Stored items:
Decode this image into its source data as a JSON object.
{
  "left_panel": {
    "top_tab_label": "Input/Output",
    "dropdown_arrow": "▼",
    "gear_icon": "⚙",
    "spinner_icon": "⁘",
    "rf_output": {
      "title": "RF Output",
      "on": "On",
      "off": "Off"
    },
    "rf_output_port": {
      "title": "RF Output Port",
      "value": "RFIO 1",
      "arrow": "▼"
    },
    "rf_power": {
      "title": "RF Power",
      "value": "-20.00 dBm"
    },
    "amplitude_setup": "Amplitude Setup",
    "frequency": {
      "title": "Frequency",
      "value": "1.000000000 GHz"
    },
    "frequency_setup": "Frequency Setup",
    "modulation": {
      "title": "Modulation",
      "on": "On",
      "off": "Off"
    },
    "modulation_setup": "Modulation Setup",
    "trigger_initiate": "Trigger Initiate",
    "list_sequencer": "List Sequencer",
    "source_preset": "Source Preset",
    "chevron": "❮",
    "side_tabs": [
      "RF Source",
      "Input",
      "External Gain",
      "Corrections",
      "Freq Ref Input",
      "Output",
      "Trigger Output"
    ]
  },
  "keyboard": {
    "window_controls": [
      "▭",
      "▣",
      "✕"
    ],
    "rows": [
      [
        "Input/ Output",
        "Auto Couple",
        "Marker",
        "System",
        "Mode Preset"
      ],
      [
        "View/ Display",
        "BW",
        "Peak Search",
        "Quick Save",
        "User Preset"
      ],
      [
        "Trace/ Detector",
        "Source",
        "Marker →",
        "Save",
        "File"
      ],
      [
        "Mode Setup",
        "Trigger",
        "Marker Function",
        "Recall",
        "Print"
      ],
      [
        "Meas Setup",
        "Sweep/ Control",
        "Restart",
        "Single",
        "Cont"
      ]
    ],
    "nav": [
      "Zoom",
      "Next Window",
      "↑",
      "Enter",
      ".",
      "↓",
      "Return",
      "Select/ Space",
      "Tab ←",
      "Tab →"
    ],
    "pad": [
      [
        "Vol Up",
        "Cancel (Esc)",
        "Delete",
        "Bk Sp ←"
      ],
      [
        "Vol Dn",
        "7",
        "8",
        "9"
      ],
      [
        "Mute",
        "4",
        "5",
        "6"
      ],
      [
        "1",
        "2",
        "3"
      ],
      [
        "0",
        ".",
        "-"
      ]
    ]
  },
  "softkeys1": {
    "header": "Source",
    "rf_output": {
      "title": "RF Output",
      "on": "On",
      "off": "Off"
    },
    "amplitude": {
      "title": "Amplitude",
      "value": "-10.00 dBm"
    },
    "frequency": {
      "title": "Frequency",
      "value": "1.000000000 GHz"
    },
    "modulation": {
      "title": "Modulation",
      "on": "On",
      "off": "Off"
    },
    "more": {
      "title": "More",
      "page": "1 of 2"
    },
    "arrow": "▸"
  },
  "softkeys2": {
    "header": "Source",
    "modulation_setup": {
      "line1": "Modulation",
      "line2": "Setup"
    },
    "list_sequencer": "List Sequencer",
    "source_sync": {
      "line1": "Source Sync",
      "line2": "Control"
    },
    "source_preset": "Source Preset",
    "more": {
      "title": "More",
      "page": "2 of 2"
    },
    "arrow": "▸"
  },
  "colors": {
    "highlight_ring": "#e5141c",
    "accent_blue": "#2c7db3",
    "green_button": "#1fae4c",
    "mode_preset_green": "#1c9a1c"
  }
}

--

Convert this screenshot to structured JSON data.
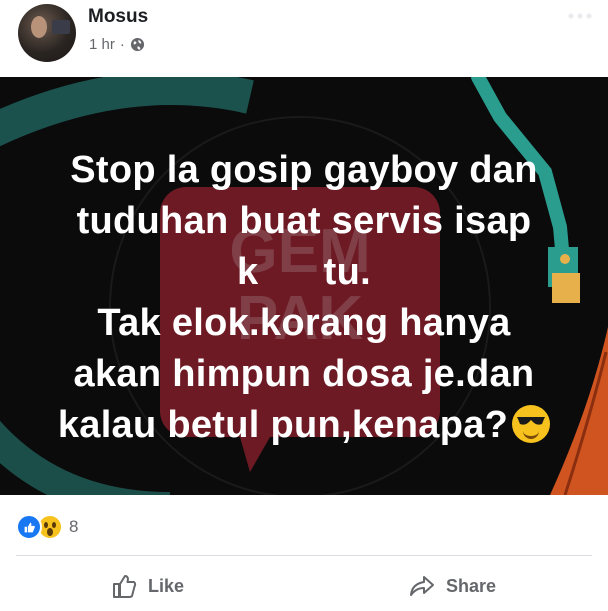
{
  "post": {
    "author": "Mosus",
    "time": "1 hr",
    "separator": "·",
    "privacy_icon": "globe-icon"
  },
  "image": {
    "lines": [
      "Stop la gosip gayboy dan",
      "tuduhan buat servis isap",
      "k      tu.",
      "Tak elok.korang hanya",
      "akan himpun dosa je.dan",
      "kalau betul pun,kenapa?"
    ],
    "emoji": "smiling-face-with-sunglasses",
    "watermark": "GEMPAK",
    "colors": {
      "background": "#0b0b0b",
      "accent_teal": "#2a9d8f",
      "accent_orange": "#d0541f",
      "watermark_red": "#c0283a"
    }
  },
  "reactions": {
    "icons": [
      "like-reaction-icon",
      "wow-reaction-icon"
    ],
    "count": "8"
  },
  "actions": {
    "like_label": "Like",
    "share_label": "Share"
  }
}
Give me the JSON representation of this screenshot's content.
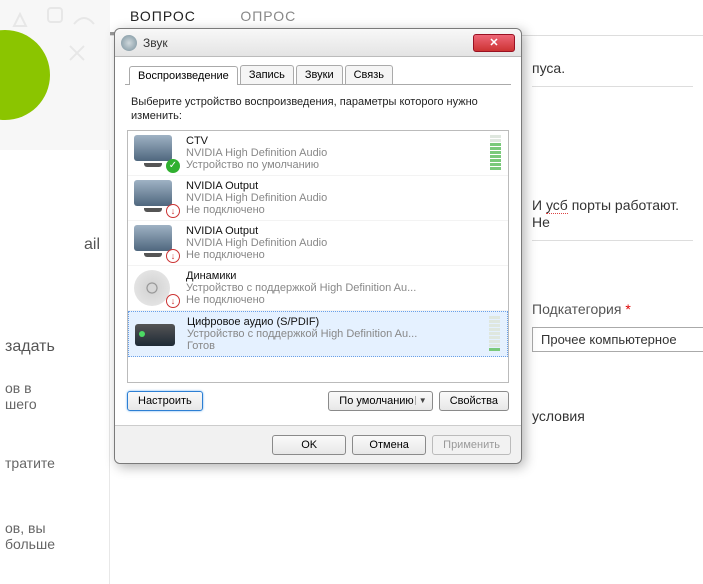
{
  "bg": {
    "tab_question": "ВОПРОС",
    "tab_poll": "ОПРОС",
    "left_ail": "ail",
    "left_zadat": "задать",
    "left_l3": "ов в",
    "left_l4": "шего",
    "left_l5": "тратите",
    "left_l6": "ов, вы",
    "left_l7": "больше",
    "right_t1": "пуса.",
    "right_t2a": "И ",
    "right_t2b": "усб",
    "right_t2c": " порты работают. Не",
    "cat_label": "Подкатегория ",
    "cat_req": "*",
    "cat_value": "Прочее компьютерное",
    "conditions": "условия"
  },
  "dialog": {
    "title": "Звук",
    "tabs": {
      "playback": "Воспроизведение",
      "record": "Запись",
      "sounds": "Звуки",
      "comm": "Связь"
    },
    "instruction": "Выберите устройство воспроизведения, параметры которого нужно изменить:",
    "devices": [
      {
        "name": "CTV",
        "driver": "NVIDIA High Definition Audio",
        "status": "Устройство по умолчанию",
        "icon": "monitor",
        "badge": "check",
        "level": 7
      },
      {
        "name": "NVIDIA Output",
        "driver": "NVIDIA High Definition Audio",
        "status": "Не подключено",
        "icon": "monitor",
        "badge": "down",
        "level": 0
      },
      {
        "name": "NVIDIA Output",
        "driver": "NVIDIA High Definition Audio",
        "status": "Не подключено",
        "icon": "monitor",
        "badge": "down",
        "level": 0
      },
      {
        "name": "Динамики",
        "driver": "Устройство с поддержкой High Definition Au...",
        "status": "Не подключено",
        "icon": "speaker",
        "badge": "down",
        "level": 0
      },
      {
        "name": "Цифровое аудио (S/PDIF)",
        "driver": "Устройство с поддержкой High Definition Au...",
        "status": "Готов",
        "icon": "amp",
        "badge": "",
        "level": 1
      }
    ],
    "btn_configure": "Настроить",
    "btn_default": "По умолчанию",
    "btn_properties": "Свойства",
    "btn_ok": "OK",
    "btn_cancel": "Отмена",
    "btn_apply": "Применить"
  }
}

_TASK_. Pick out and copy the lines of the material that include the word "data".

_RESULT OF THE TASK_.
Decode this image into its source data as a JSON object.
Convert this screenshot to structured JSON data.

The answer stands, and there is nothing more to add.